Recorded data:
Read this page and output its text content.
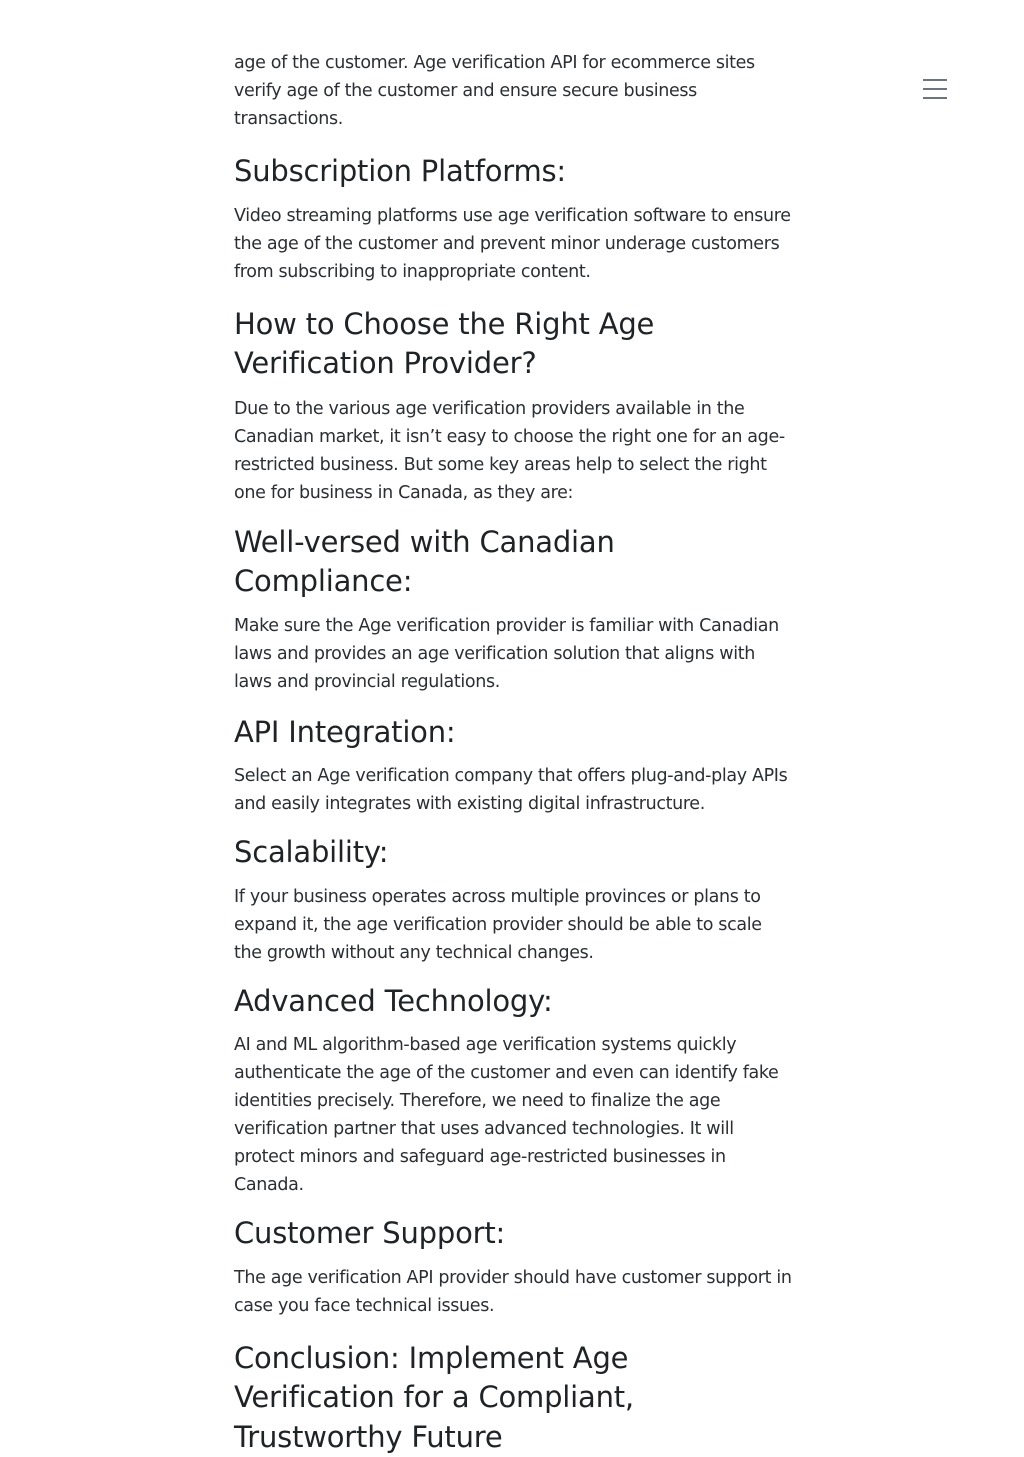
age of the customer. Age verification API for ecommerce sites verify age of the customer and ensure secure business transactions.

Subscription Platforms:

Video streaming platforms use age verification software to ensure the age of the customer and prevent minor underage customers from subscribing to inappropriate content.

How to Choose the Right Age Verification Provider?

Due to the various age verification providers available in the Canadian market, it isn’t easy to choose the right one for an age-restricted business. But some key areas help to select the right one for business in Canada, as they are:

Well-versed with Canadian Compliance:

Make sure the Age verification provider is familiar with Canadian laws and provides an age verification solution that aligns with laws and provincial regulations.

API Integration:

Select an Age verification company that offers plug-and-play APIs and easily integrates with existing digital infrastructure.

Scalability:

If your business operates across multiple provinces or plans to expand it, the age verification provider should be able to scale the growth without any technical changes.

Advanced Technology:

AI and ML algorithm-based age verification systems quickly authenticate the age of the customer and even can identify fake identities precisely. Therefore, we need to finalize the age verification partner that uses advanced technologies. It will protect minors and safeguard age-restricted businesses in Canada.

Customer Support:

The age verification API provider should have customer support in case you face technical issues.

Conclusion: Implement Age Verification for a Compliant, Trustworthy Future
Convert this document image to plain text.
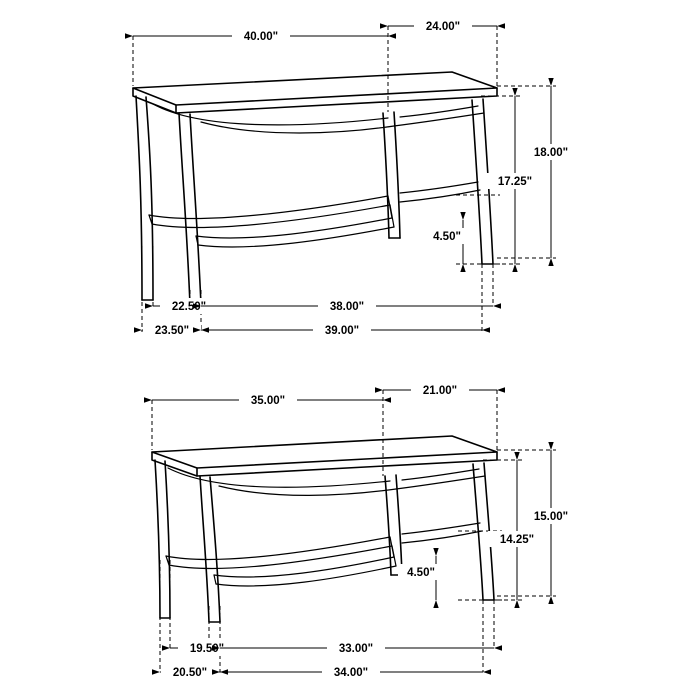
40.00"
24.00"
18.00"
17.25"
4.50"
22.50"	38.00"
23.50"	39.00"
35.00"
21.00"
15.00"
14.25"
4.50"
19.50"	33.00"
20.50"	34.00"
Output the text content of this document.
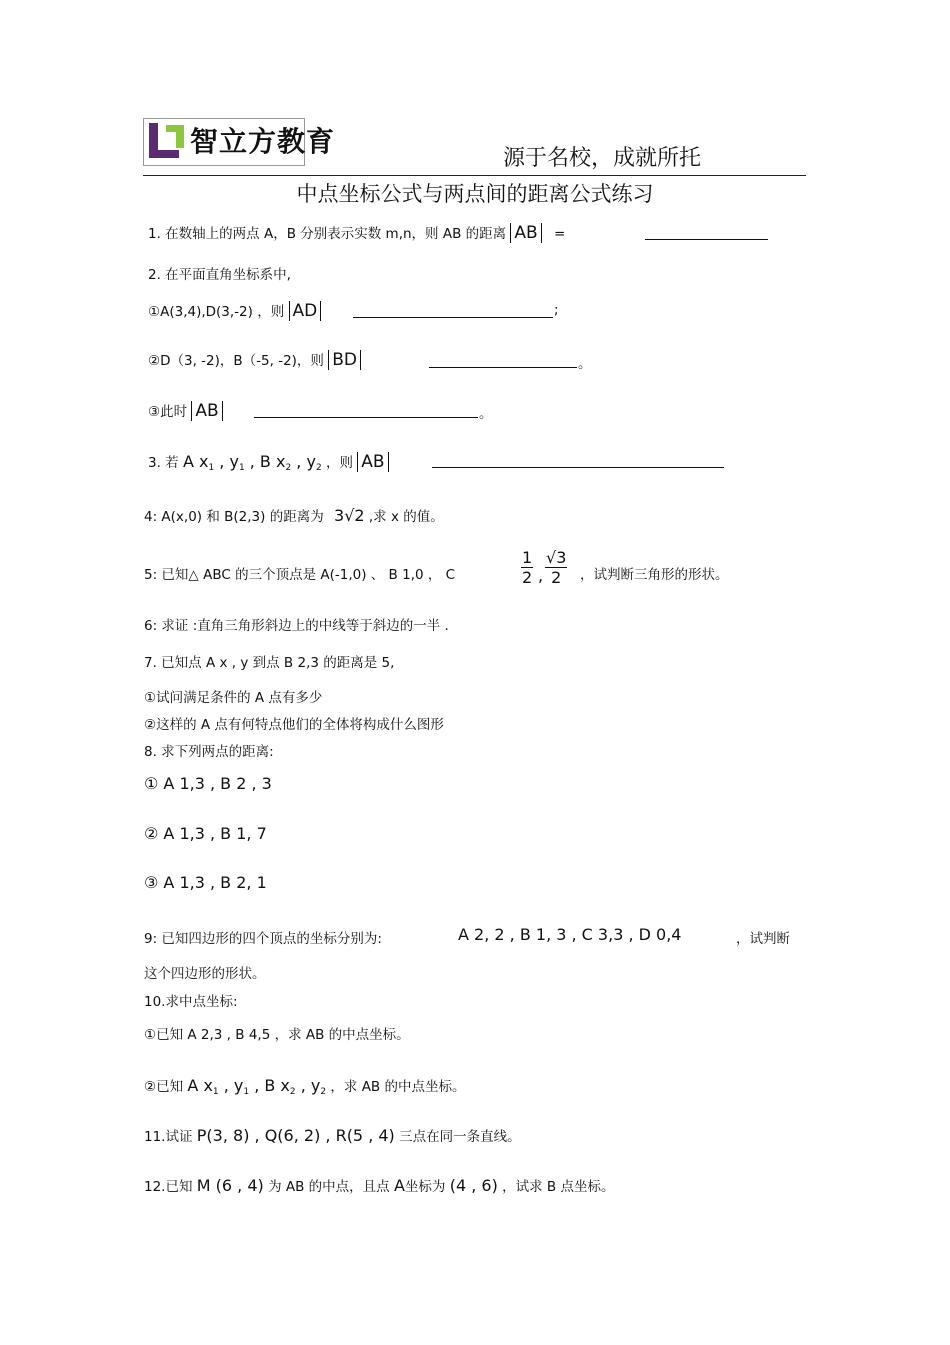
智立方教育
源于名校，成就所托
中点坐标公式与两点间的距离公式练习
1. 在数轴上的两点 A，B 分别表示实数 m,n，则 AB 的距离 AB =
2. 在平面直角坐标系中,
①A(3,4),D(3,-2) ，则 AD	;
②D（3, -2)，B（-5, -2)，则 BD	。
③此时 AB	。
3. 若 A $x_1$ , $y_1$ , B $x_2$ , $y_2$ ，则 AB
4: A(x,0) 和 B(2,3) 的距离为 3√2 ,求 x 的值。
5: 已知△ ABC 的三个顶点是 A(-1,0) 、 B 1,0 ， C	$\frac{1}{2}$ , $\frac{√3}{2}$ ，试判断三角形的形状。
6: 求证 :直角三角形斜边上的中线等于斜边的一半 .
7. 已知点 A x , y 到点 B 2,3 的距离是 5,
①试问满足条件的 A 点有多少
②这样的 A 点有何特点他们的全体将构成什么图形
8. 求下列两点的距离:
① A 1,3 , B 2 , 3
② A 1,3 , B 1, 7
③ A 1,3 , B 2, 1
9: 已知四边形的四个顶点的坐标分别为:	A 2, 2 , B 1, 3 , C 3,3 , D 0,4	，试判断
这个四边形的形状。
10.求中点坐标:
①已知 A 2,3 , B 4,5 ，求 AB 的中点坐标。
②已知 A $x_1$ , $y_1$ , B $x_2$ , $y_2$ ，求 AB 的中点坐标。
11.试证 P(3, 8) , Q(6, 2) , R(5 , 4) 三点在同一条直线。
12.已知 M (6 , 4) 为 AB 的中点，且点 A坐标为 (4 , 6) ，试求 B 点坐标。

Written exercise — Your output should consist solely of the lines from the line containing "Output the text content of this document." through the end of the data above, copied exactly, with images removed.

Answer to this exercise —
Output the text content of this document.
智立方教育
源于名校，成就所托
中点坐标公式与两点间的距离公式练习
1. 在数轴上的两点 A，B 分别表示实数 m,n，则 AB 的距离 AB =
2. 在平面直角坐标系中,
①A(3,4),D(3,-2) ，则 AD	;
②D（3, -2)，B（-5, -2)，则 BD	。
③此时 AB	。
3. 若 A $x_1$ , $y_1$ , B $x_2$ , $y_2$ ，则 AB
4: A(x,0) 和 B(2,3) 的距离为 3√2 ,求 x 的值。
5: 已知△ ABC 的三个顶点是 A(-1,0) 、 B 1,0 ， C	$\frac{1}{2}$ , $\frac{√3}{2}$ ，试判断三角形的形状。
6: 求证 :直角三角形斜边上的中线等于斜边的一半 .
7. 已知点 A x , y 到点 B 2,3 的距离是 5,
①试问满足条件的 A 点有多少
②这样的 A 点有何特点他们的全体将构成什么图形
8. 求下列两点的距离:
① A 1,3 , B 2 , 3
② A 1,3 , B 1, 7
③ A 1,3 , B 2, 1
9: 已知四边形的四个顶点的坐标分别为:	A 2, 2 , B 1, 3 , C 3,3 , D 0,4	，试判断
这个四边形的形状。
10.求中点坐标:
①已知 A 2,3 , B 4,5 ，求 AB 的中点坐标。
②已知 A $x_1$ , $y_1$ , B $x_2$ , $y_2$ ，求 AB 的中点坐标。
11.试证 P(3, 8) , Q(6, 2) , R(5 , 4) 三点在同一条直线。
12.已知 M (6 , 4) 为 AB 的中点，且点 A坐标为 (4 , 6) ，试求 B 点坐标。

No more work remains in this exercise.